What is needed:
Find every line of the listing below where "K₁bt₂" appears, and copy it.

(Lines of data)
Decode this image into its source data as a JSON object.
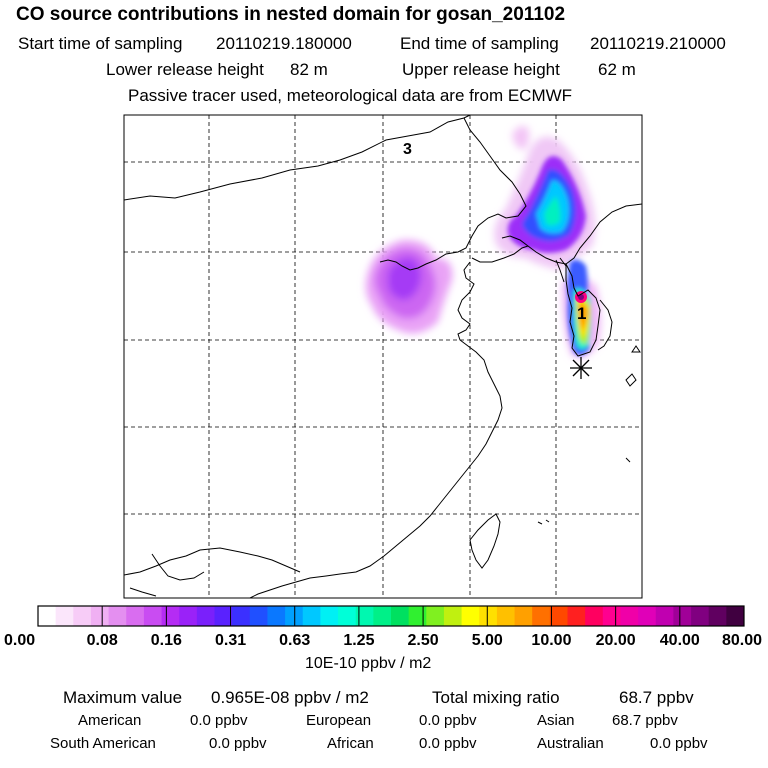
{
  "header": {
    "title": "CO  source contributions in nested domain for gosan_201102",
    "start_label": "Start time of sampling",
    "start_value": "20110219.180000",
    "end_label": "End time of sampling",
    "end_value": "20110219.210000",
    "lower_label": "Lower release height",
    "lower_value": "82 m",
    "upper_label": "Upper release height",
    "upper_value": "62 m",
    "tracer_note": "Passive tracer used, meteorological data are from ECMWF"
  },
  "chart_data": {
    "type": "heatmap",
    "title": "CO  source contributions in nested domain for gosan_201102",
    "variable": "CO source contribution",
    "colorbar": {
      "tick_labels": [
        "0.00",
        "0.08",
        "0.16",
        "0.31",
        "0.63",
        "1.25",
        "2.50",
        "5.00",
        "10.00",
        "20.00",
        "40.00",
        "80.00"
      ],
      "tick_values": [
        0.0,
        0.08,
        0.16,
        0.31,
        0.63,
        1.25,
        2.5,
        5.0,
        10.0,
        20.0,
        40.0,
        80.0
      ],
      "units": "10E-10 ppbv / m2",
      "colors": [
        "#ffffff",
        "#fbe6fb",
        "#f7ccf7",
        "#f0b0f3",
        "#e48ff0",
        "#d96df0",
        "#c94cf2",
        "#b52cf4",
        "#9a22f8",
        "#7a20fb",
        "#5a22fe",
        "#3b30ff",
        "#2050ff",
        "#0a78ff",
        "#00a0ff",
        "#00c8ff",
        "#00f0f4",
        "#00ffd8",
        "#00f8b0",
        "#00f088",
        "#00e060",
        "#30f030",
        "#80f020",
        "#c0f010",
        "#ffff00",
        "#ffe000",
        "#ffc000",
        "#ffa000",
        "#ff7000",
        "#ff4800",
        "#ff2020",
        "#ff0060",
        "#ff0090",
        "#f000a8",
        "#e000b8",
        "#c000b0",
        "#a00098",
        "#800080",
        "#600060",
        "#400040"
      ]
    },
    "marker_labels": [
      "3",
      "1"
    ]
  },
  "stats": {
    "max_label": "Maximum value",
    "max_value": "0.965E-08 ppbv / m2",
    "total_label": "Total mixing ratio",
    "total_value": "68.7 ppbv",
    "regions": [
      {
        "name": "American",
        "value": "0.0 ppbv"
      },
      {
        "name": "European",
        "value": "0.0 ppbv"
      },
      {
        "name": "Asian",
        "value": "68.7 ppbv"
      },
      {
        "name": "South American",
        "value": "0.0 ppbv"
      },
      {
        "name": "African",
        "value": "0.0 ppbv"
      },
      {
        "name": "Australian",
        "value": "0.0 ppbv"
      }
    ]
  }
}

---

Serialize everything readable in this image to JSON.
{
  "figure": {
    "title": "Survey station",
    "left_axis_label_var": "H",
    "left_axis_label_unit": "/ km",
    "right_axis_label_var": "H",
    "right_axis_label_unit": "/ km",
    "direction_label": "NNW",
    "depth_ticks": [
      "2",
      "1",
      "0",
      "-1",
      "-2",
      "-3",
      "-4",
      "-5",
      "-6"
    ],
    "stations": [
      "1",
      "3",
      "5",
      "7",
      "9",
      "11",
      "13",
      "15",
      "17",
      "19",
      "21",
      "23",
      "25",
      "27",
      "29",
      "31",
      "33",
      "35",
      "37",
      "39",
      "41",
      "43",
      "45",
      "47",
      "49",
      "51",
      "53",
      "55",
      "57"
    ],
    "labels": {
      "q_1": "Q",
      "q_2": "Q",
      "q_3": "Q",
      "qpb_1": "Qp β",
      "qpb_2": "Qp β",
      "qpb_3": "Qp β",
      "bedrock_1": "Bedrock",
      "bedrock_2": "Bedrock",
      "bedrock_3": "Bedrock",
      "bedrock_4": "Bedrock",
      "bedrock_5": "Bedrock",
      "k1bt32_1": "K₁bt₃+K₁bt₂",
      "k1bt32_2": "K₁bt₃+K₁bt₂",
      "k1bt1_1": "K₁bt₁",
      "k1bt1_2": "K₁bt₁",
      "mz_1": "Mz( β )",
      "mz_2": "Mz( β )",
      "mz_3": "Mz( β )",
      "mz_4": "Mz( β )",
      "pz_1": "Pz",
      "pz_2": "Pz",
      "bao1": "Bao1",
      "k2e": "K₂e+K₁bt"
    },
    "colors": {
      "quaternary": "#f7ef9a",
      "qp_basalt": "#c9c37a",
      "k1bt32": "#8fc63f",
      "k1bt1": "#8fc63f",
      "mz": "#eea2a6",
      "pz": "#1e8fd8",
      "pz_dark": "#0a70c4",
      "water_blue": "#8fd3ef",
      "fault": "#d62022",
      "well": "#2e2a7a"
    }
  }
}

Result for this exercise:
      "k1bt32_1": "K₁bt₃+K₁bt₂",
      "k1bt32_2": "K₁bt₃+K₁bt₂",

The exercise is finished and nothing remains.